§ Rows

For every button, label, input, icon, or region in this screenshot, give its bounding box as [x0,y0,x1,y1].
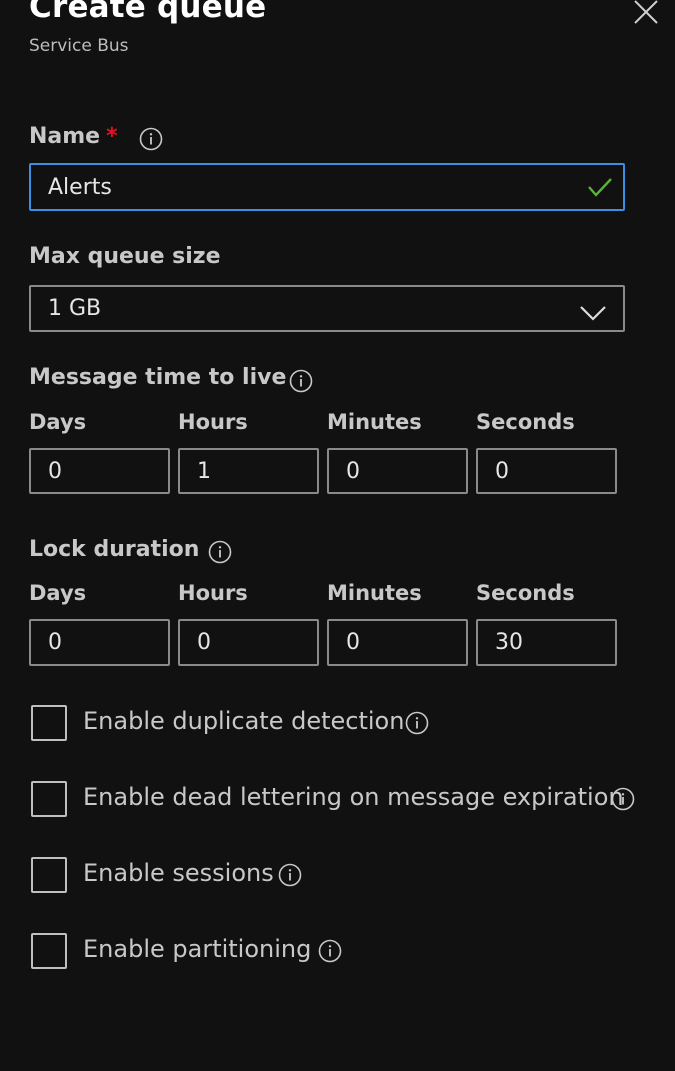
lock-seconds-label: Seconds [476,581,575,605]
chevron-down-icon [580,306,606,321]
info-icon[interactable] [289,369,313,393]
lock-minutes-label: Minutes [327,581,422,605]
ttl-minutes-input[interactable]: 0 [327,448,468,494]
lock-minutes-value: 0 [346,630,360,655]
ttl-days-value: 0 [48,458,62,484]
lock-days-input[interactable]: 0 [29,619,170,666]
lock-days-value: 0 [48,630,62,655]
partitioning-label[interactable]: Enable partitioning [83,935,311,963]
ttl-minutes-value: 0 [346,458,360,484]
panel-subtitle: Service Bus [29,36,129,56]
name-label-text: Name [29,124,101,149]
ttl-days-input[interactable]: 0 [29,448,170,494]
create-queue-panel: Create queue Service Bus Name * Alerts Ma… [0,0,675,1071]
ttl-seconds-value: 0 [495,458,509,484]
ttl-hours-value: 1 [197,458,211,484]
name-label: Name * [29,124,118,149]
info-icon[interactable] [208,540,232,564]
required-indicator: * [106,124,118,149]
close-button[interactable] [630,0,660,26]
info-icon[interactable] [278,863,302,887]
lock-hours-value: 0 [197,630,211,655]
lock-hours-input[interactable]: 0 [178,619,319,666]
duplicate-detection-checkbox[interactable] [31,705,67,741]
lock-seconds-input[interactable]: 30 [476,619,617,666]
message-ttl-label: Message time to live [29,365,287,390]
info-icon[interactable] [139,127,163,151]
info-icon[interactable] [611,787,635,811]
lock-duration-label: Lock duration [29,537,200,562]
lock-hours-label: Hours [178,581,248,605]
max-queue-size-value: 1 GB [48,296,102,321]
sessions-label[interactable]: Enable sessions [83,859,274,887]
ttl-minutes-label: Minutes [327,410,422,434]
ttl-hours-label: Hours [178,410,248,434]
lock-days-label: Days [29,581,87,605]
lock-seconds-value: 30 [495,630,523,655]
ttl-days-label: Days [29,410,87,434]
dead-lettering-checkbox[interactable] [31,781,67,817]
dead-lettering-label[interactable]: Enable dead lettering on message expirat… [83,783,624,811]
max-queue-size-label: Max queue size [29,244,221,269]
name-input-value: Alerts [48,174,112,200]
ttl-seconds-input[interactable]: 0 [476,448,617,494]
close-icon [634,0,658,24]
info-icon[interactable] [405,711,429,735]
ttl-seconds-label: Seconds [476,410,575,434]
ttl-hours-input[interactable]: 1 [178,448,319,494]
info-icon[interactable] [318,939,342,963]
duplicate-detection-label[interactable]: Enable duplicate detection [83,707,404,735]
checkmark-icon [588,178,612,197]
name-input[interactable]: Alerts [29,163,625,211]
lock-minutes-input[interactable]: 0 [327,619,468,666]
sessions-checkbox[interactable] [31,857,67,893]
partitioning-checkbox[interactable] [31,933,67,969]
max-queue-size-dropdown[interactable]: 1 GB [29,285,625,332]
panel-title: Create queue [29,0,267,25]
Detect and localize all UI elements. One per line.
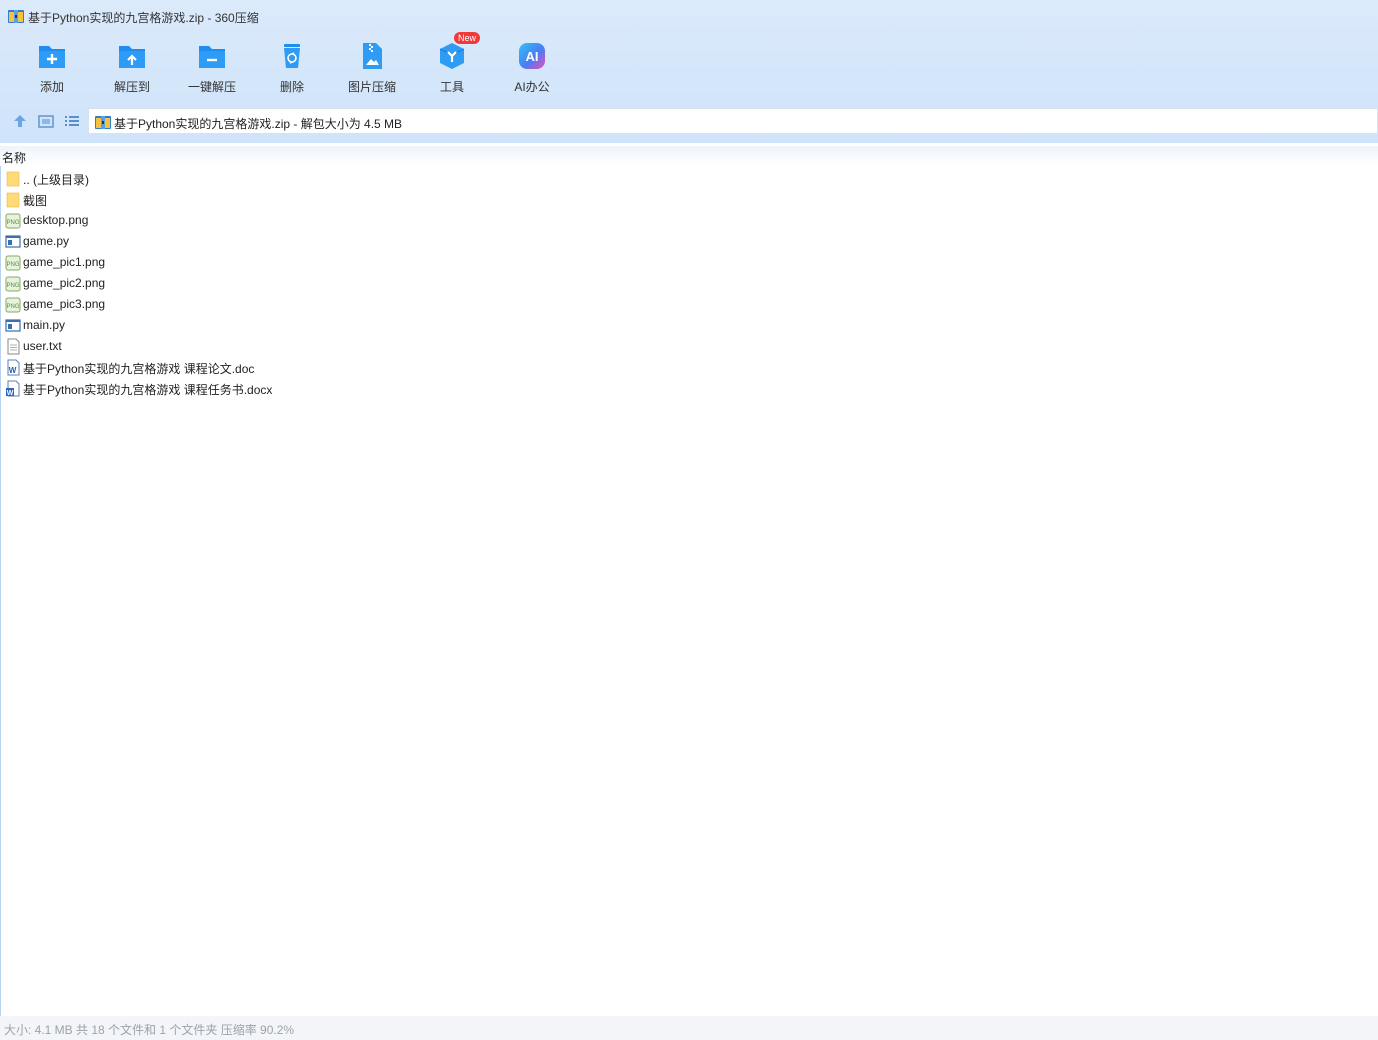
list-item[interactable]: PNG desktop.png	[0, 210, 600, 231]
png-file-icon: PNG	[5, 255, 21, 271]
list-item[interactable]: .. (上级目录)	[0, 168, 600, 189]
address-bar[interactable]: 基于Python实现的九宫格游戏.zip - 解包大小为 4.5 MB	[88, 108, 1378, 134]
svg-text:PNG: PNG	[6, 220, 19, 226]
file-name: 基于Python实现的九宫格游戏 课程任务书.docx	[23, 383, 273, 397]
list-item[interactable]: game.py	[0, 231, 600, 252]
add-label: 添加	[39, 80, 64, 94]
recycle-bin-icon	[284, 44, 300, 68]
text-file-icon	[7, 338, 20, 355]
file-name: 截图	[23, 194, 48, 208]
svg-text:W: W	[7, 390, 14, 397]
list-item[interactable]: PNG game_pic1.png	[0, 252, 600, 273]
file-name: 基于Python实现的九宫格游戏 课程论文.doc	[23, 362, 255, 376]
python-file-icon	[5, 319, 21, 332]
add-folder-icon	[39, 46, 65, 68]
ai-office-label: AI办公	[514, 80, 550, 94]
column-header: 名称	[0, 146, 1378, 166]
svg-text:AI: AI	[526, 49, 539, 64]
file-name: main.py	[23, 318, 66, 332]
list-item[interactable]: user.txt	[0, 336, 600, 357]
zip-file-icon	[95, 116, 111, 129]
list-item[interactable]: W 基于Python实现的九宫格游戏 课程任务书.docx	[0, 378, 600, 399]
extract-to-icon	[119, 46, 145, 68]
svg-text:PNG: PNG	[6, 262, 19, 268]
list-item[interactable]: PNG game_pic3.png	[0, 294, 600, 315]
word-docx-icon: W	[6, 380, 20, 397]
png-file-icon: PNG	[5, 213, 21, 229]
folder-icon	[6, 192, 20, 208]
navigation-bar: 基于Python实现的九宫格游戏.zip - 解包大小为 4.5 MB	[0, 106, 1378, 136]
image-compress-icon	[363, 43, 382, 69]
list-item[interactable]: main.py	[0, 315, 600, 336]
status-text: 大小: 4.1 MB 共 18 个文件和 1 个文件夹 压缩率 90.2%	[4, 1023, 295, 1037]
tools-button[interactable]: New 工具	[412, 32, 492, 98]
svg-text:W: W	[9, 366, 17, 375]
file-name: game_pic1.png	[23, 255, 106, 269]
one-click-extract-icon	[199, 46, 225, 68]
png-file-icon: PNG	[5, 297, 21, 313]
word-doc-icon: W	[7, 359, 20, 376]
title-bar: 基于Python实现的九宫格游戏.zip - 360压缩	[0, 0, 1378, 32]
file-name: game_pic3.png	[23, 297, 106, 311]
zip-app-icon	[8, 10, 24, 23]
extract-to-button[interactable]: 解压到	[92, 36, 172, 98]
svg-text:PNG: PNG	[6, 304, 19, 310]
window-title: 基于Python实现的九宫格游戏.zip - 360压缩	[28, 11, 259, 25]
image-compress-button[interactable]: 图片压缩	[332, 36, 412, 98]
column-header-name[interactable]: 名称	[2, 149, 26, 166]
delete-button[interactable]: 删除	[252, 36, 332, 98]
image-compress-label: 图片压缩	[347, 80, 396, 94]
tools-label: 工具	[439, 80, 464, 94]
tools-cube-icon	[439, 43, 465, 69]
delete-label: 删除	[279, 80, 304, 94]
file-name: .. (上级目录)	[23, 173, 89, 187]
list-item[interactable]: 截图	[0, 189, 600, 210]
thumbnail-view-icon[interactable]	[37, 112, 55, 130]
folder-icon	[6, 171, 20, 187]
python-file-icon	[5, 235, 21, 248]
png-file-icon: PNG	[5, 276, 21, 292]
file-name: desktop.png	[23, 213, 89, 227]
ai-office-icon: AI	[519, 43, 545, 69]
new-badge: New	[454, 32, 481, 44]
one-click-extract-button[interactable]: 一键解压	[172, 36, 252, 98]
file-name: game.py	[23, 234, 70, 248]
top-area: 基于Python实现的九宫格游戏.zip - 360压缩 添加 解压到 一键解压…	[0, 0, 1378, 143]
add-button[interactable]: 添加	[12, 36, 92, 98]
ai-office-button[interactable]: AI AI办公	[492, 36, 572, 98]
up-arrow-icon[interactable]	[11, 112, 29, 130]
file-name: user.txt	[23, 339, 62, 353]
list-view-icon[interactable]	[63, 112, 81, 130]
list-item[interactable]: PNG game_pic2.png	[0, 273, 600, 294]
svg-text:PNG: PNG	[6, 283, 19, 289]
extract-to-label: 解压到	[113, 80, 150, 94]
file-name: game_pic2.png	[23, 276, 106, 290]
status-bar: 大小: 4.1 MB 共 18 个文件和 1 个文件夹 压缩率 90.2%	[0, 1016, 1378, 1040]
one-click-extract-label: 一键解压	[187, 80, 236, 94]
list-item[interactable]: W 基于Python实现的九宫格游戏 课程论文.doc	[0, 357, 600, 378]
address-text: 基于Python实现的九宫格游戏.zip - 解包大小为 4.5 MB	[114, 117, 403, 131]
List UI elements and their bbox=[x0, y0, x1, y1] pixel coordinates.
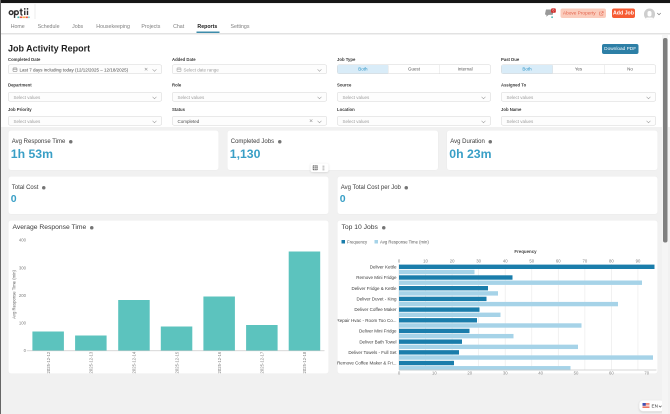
svg-text:0: 0 bbox=[553, 9, 555, 13]
svg-text:0: 0 bbox=[398, 258, 401, 263]
svg-text:200: 200 bbox=[19, 293, 27, 298]
svg-text:Deliver Duvet - King: Deliver Duvet - King bbox=[356, 297, 397, 302]
svg-text:2025-12-15: 2025-12-15 bbox=[174, 351, 179, 373]
svg-text:10: 10 bbox=[432, 370, 437, 375]
svg-text:20: 20 bbox=[467, 370, 472, 375]
svg-text:2025-12-16: 2025-12-16 bbox=[217, 351, 222, 373]
svg-text:40: 40 bbox=[503, 259, 508, 264]
svg-text:30: 30 bbox=[503, 370, 508, 375]
svg-text:Avg Response Time (min): Avg Response Time (min) bbox=[380, 239, 429, 244]
svg-text:Remove Mini Fridge: Remove Mini Fridge bbox=[356, 275, 397, 280]
svg-text:2025-12-14: 2025-12-14 bbox=[132, 351, 137, 373]
svg-text:60: 60 bbox=[609, 370, 614, 375]
svg-text:2025-12-12: 2025-12-12 bbox=[46, 351, 51, 373]
svg-text:0: 0 bbox=[24, 348, 27, 353]
svg-text:Deliver Mini Fridge: Deliver Mini Fridge bbox=[359, 329, 397, 334]
svg-text:70: 70 bbox=[582, 259, 587, 264]
svg-text:2025-12-18: 2025-12-18 bbox=[302, 351, 307, 373]
svg-text:70: 70 bbox=[644, 370, 649, 375]
svg-text:Avg Response Time (min): Avg Response Time (min) bbox=[12, 270, 17, 319]
svg-text:100: 100 bbox=[19, 320, 27, 325]
svg-text:0: 0 bbox=[398, 370, 401, 375]
svg-text:Deliver Bath Towel: Deliver Bath Towel bbox=[359, 339, 396, 344]
svg-text:80: 80 bbox=[609, 259, 614, 264]
svg-text:Frequency: Frequency bbox=[347, 239, 368, 244]
svg-text:400: 400 bbox=[19, 238, 27, 243]
svg-text:Repair Hvac - Room Too Co...: Repair Hvac - Room Too Co... bbox=[338, 318, 397, 323]
svg-text:Deliver Fridge & Kettle: Deliver Fridge & Kettle bbox=[351, 286, 397, 291]
svg-text:30: 30 bbox=[476, 259, 481, 264]
svg-text:2025-12-13: 2025-12-13 bbox=[89, 351, 94, 373]
svg-text:20: 20 bbox=[450, 259, 455, 264]
svg-text:Deliver Towels - Full Set: Deliver Towels - Full Set bbox=[348, 350, 397, 355]
svg-text:40: 40 bbox=[538, 370, 543, 375]
svg-text:Deliver Kettle: Deliver Kettle bbox=[370, 264, 397, 269]
svg-text:60: 60 bbox=[556, 259, 561, 264]
svg-text:Remove Coffee Maker & Fri...: Remove Coffee Maker & Fri... bbox=[338, 361, 397, 366]
svg-text:50: 50 bbox=[529, 259, 534, 264]
svg-text:Deliver Coffee Maker: Deliver Coffee Maker bbox=[354, 307, 397, 312]
svg-text:10: 10 bbox=[423, 259, 428, 264]
svg-text:90: 90 bbox=[636, 259, 641, 264]
svg-text:50: 50 bbox=[574, 370, 579, 375]
svg-text:300: 300 bbox=[19, 265, 27, 270]
svg-text:2025-12-17: 2025-12-17 bbox=[260, 351, 265, 373]
svg-text:Frequency: Frequency bbox=[514, 249, 537, 254]
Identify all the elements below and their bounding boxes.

§ Set task
Duplicate the listing without changes, from the line containing "svg-text:0: 0 bbox=[553, 9, 555, 13]" down through the line containing "svg-text:40: 40 bbox=[538, 370, 543, 375]", both of those lines included.

§ Answer to the task
svg-text:0: 0 bbox=[553, 9, 555, 13]
svg-text:0: 0 bbox=[398, 258, 401, 263]
svg-text:200: 200 bbox=[19, 293, 27, 298]
svg-text:Deliver Duvet - King: Deliver Duvet - King bbox=[356, 297, 397, 302]
svg-text:2025-12-15: 2025-12-15 bbox=[174, 351, 179, 373]
svg-text:10: 10 bbox=[432, 370, 437, 375]
svg-text:20: 20 bbox=[467, 370, 472, 375]
svg-text:2025-12-16: 2025-12-16 bbox=[217, 351, 222, 373]
svg-text:40: 40 bbox=[503, 259, 508, 264]
svg-text:30: 30 bbox=[503, 370, 508, 375]
svg-text:Avg Response Time (min): Avg Response Time (min) bbox=[380, 239, 429, 244]
svg-text:Remove Mini Fridge: Remove Mini Fridge bbox=[356, 275, 397, 280]
svg-text:2025-12-14: 2025-12-14 bbox=[132, 351, 137, 373]
svg-text:60: 60 bbox=[609, 370, 614, 375]
svg-text:2025-12-12: 2025-12-12 bbox=[46, 351, 51, 373]
svg-text:0: 0 bbox=[24, 348, 27, 353]
svg-text:Deliver Mini Fridge: Deliver Mini Fridge bbox=[359, 329, 397, 334]
svg-text:70: 70 bbox=[582, 259, 587, 264]
svg-text:2025-12-18: 2025-12-18 bbox=[302, 351, 307, 373]
svg-text:70: 70 bbox=[644, 370, 649, 375]
svg-text:Avg Response Time (min): Avg Response Time (min) bbox=[12, 270, 17, 319]
svg-text:100: 100 bbox=[19, 320, 27, 325]
svg-text:0: 0 bbox=[398, 370, 401, 375]
svg-text:Deliver Bath Towel: Deliver Bath Towel bbox=[359, 339, 396, 344]
svg-text:80: 80 bbox=[609, 259, 614, 264]
svg-text:Frequency: Frequency bbox=[347, 239, 368, 244]
svg-text:400: 400 bbox=[19, 238, 27, 243]
svg-text:Repair Hvac - Room Too Co...: Repair Hvac - Room Too Co... bbox=[338, 318, 397, 323]
svg-text:Deliver Fridge & Kettle: Deliver Fridge & Kettle bbox=[351, 286, 397, 291]
svg-text:30: 30 bbox=[476, 259, 481, 264]
svg-text:2025-12-13: 2025-12-13 bbox=[89, 351, 94, 373]
svg-text:20: 20 bbox=[450, 259, 455, 264]
svg-text:Deliver Towels - Full Set: Deliver Towels - Full Set bbox=[348, 350, 397, 355]
svg-text:40: 40 bbox=[538, 370, 543, 375]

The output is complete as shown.